▶ _MATERIALS PROVIDED_:
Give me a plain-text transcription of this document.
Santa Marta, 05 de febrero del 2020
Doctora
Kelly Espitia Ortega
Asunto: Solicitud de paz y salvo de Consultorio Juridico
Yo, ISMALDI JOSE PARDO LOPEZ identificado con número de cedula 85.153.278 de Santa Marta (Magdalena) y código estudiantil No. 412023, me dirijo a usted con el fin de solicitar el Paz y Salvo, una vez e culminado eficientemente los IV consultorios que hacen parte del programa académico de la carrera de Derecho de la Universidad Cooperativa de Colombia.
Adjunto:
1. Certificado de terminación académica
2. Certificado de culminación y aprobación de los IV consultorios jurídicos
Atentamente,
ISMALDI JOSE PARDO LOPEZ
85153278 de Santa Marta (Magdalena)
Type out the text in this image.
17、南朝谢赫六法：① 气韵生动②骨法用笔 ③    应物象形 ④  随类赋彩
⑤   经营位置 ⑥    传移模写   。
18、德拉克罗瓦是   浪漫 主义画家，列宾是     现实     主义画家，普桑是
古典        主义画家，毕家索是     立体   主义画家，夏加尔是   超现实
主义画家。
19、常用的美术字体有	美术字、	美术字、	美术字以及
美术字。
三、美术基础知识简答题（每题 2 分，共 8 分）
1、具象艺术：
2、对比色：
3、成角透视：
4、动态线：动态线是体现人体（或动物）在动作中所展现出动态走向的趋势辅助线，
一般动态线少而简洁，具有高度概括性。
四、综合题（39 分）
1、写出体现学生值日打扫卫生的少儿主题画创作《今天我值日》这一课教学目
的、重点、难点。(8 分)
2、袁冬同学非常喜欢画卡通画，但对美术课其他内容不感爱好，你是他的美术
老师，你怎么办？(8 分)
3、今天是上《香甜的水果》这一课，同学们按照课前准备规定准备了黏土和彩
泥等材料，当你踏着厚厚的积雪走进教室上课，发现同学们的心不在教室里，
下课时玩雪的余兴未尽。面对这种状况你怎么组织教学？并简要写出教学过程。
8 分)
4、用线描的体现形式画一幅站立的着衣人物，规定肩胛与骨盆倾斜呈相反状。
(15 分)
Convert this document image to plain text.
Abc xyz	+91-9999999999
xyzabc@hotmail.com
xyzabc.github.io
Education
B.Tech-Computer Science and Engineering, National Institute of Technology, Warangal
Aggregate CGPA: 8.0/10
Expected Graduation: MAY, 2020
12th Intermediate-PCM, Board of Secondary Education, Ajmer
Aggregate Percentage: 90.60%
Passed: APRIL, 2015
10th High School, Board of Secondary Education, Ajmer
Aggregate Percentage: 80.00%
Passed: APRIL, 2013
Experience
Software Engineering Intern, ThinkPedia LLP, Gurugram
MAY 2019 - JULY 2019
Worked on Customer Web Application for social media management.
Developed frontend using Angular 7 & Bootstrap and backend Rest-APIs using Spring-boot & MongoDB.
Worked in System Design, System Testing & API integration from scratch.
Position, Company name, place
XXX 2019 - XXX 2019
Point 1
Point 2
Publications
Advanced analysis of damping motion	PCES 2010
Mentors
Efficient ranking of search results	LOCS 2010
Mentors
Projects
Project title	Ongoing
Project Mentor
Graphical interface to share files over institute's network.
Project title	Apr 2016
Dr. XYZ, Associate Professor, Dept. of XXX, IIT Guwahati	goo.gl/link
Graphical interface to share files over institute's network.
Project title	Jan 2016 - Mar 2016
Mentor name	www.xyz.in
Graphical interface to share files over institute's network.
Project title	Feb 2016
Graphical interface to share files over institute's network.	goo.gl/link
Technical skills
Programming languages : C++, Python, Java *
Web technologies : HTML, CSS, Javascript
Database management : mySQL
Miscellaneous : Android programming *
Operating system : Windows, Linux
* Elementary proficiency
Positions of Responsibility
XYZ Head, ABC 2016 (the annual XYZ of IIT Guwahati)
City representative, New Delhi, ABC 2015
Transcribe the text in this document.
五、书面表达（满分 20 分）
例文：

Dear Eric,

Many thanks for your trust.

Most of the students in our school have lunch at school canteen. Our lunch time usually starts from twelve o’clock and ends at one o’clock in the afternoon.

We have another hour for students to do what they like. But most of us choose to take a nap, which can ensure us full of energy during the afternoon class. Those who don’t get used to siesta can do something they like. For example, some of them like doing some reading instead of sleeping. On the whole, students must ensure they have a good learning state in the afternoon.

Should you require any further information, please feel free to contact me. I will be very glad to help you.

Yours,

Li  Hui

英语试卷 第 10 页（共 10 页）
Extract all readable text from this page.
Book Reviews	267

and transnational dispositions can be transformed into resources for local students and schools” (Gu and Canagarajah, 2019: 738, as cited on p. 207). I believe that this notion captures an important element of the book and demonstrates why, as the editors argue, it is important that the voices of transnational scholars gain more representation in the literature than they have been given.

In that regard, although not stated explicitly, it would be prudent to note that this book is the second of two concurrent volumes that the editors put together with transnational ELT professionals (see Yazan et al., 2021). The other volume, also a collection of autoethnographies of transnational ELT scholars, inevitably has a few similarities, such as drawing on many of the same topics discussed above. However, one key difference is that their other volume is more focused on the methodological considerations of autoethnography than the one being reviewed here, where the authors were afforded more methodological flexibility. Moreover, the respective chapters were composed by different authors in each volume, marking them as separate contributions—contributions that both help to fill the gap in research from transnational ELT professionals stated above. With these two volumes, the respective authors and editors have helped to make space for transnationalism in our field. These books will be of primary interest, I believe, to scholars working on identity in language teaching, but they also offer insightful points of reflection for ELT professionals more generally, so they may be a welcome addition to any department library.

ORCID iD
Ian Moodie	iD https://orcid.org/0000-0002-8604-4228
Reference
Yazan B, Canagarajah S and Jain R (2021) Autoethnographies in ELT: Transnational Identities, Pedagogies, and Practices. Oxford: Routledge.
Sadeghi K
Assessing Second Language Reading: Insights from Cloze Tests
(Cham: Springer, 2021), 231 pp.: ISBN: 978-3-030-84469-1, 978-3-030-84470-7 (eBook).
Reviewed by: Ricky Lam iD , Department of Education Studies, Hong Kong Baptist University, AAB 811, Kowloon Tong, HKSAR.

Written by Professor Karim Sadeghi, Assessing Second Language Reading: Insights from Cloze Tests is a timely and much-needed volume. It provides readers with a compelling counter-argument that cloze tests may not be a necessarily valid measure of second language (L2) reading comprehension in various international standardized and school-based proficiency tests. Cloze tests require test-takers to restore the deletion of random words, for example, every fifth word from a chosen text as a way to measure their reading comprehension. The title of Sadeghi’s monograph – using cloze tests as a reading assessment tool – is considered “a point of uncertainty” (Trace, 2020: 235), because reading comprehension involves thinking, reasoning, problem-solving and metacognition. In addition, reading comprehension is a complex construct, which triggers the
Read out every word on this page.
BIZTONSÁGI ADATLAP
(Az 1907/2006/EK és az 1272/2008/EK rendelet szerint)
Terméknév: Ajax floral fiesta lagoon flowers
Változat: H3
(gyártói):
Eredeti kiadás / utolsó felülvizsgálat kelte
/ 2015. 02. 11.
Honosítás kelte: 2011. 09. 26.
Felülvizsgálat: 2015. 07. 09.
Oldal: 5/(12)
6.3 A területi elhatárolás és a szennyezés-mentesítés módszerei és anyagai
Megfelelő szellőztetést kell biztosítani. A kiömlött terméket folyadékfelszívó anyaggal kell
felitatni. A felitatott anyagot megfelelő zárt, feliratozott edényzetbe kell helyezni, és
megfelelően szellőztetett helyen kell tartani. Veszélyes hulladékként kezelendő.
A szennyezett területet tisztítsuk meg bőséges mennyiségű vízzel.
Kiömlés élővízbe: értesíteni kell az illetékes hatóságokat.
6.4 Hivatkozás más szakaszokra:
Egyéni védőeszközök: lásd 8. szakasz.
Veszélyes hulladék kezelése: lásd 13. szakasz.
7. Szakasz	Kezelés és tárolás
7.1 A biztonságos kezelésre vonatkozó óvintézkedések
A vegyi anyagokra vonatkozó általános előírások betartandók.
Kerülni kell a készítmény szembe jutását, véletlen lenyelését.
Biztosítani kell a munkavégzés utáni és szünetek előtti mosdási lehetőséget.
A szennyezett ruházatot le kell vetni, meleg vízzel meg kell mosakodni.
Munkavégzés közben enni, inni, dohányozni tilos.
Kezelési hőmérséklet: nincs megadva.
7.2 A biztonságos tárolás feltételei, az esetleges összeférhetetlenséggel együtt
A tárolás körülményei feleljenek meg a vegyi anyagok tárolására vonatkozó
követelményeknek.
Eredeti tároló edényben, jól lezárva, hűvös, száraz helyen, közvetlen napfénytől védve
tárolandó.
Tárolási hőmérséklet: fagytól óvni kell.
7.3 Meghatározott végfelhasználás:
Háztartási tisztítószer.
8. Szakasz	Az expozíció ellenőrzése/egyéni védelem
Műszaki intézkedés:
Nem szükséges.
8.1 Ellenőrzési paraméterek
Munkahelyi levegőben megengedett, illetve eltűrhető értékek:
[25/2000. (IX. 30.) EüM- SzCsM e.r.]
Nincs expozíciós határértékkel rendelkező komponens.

▶ _PROBLEM_: Copy all lines above containing the string "image".

▶ _COMPLETE ANSWER_:
Type out the text in this image.
Convert this document image to plain text.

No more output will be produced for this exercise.